▸ **TASK**
Copy the listing from its start through the line holding "document-body <box>194 219 1437 1772</box>", both included, changing "bounding boxes" to "outlines" and keeping everything else the same.

─── SUPPLIED MATERIAL ───

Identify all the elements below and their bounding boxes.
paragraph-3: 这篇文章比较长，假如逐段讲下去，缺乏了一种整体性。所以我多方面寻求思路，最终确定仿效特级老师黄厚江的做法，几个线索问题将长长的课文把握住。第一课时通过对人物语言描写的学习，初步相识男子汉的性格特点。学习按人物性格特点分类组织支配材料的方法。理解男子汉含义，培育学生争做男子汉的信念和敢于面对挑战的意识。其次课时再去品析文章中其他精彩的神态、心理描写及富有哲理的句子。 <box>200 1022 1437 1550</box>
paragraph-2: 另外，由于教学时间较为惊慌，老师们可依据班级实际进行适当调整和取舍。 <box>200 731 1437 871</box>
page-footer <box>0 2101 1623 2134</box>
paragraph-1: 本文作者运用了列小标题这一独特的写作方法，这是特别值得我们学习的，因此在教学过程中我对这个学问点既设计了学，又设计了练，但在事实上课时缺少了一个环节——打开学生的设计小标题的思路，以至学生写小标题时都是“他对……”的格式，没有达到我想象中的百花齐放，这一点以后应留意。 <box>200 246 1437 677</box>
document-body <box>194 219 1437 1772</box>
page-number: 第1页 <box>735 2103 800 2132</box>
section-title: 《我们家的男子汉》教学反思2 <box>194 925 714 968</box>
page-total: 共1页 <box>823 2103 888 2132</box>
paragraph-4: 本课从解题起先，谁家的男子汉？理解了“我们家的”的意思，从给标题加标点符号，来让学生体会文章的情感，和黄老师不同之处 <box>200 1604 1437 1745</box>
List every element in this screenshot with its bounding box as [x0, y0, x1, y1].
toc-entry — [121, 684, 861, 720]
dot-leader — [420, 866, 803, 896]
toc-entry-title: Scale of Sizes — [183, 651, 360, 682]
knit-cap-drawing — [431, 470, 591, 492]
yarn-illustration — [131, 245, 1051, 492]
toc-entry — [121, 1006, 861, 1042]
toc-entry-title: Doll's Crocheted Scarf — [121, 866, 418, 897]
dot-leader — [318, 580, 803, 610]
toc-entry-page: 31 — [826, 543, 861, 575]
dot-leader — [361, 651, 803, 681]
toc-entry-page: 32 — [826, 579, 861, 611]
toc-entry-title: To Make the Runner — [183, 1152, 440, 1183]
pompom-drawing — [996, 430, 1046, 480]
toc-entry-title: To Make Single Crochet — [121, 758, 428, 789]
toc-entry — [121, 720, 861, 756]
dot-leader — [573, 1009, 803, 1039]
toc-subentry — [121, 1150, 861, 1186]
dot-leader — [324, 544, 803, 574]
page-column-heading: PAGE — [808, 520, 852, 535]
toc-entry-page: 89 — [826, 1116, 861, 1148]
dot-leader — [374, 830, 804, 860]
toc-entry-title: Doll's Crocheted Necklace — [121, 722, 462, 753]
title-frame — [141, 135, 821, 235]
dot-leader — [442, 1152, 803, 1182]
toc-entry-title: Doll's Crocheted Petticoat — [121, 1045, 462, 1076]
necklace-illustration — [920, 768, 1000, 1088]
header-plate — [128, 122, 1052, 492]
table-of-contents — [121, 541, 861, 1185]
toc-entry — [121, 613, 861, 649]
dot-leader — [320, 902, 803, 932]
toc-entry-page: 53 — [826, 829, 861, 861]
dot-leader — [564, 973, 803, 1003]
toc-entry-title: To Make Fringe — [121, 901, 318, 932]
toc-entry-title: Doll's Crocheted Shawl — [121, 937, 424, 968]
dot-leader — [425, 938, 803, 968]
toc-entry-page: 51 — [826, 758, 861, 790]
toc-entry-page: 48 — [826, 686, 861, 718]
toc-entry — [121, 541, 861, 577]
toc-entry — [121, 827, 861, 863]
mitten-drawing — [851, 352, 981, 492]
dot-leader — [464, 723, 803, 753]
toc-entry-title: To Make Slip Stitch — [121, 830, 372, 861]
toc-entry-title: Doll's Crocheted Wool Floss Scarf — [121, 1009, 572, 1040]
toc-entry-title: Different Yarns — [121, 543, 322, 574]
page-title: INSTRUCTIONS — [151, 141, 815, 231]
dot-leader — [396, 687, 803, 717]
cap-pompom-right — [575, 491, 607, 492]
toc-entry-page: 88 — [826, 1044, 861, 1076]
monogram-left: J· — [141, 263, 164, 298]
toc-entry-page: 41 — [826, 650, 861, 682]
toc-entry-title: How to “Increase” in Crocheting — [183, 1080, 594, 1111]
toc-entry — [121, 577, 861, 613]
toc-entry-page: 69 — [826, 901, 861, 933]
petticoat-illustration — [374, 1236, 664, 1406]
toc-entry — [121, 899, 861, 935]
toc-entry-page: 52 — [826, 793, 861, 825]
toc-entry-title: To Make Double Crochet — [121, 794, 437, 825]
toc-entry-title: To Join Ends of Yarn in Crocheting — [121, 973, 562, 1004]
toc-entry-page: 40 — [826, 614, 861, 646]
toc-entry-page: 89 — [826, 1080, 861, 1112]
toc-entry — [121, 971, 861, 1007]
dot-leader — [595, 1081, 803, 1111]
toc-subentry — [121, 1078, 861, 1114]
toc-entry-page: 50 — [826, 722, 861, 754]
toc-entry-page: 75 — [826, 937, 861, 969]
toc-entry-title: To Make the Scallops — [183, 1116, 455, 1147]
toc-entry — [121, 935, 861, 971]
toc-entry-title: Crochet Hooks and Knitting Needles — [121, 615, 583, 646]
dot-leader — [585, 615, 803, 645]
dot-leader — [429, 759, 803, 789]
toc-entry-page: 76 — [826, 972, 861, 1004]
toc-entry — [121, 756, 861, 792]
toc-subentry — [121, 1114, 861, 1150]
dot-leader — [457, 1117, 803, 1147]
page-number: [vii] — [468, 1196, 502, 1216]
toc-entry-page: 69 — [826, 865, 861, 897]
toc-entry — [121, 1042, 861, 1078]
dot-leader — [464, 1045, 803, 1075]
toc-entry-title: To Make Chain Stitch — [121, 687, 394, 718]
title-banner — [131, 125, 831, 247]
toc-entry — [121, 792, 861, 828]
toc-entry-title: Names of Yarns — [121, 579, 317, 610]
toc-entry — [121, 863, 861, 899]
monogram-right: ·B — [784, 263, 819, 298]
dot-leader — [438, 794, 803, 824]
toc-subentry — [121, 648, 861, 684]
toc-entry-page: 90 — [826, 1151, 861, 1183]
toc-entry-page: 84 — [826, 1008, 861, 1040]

───

▸ **WRITTEN SOLUTION**
Identify all the elements below and their outlines.
paragraph-3: 这篇文章比较长，假如逐段讲下去，缺乏了一种整体性。所以我多方面寻求思路，最终确定仿效特级老师黄厚江的做法，几个线索问题将长长的课文把握住。第一课时通过对人物语言描写的学习，初步相识男子汉的性格特点。学习按人物性格特点分类组织支配材料的方法。理解男子汉含义，培育学生争做男子汉的信念和敢于面对挑战的意识。其次课时再去品析文章中其他精彩的神态、心理描写及富有哲理的句子。 <box>200 1022 1437 1550</box>
paragraph-2: 另外，由于教学时间较为惊慌，老师们可依据班级实际进行适当调整和取舍。 <box>200 731 1437 871</box>
page-footer <box>0 2101 1623 2134</box>
paragraph-1: 本文作者运用了列小标题这一独特的写作方法，这是特别值得我们学习的，因此在教学过程中我对这个学问点既设计了学，又设计了练，但在事实上课时缺少了一个环节——打开学生的设计小标题的思路，以至学生写小标题时都是“他对……”的格式，没有达到我想象中的百花齐放，这一点以后应留意。 <box>200 246 1437 677</box>
document-body <box>194 219 1437 1772</box>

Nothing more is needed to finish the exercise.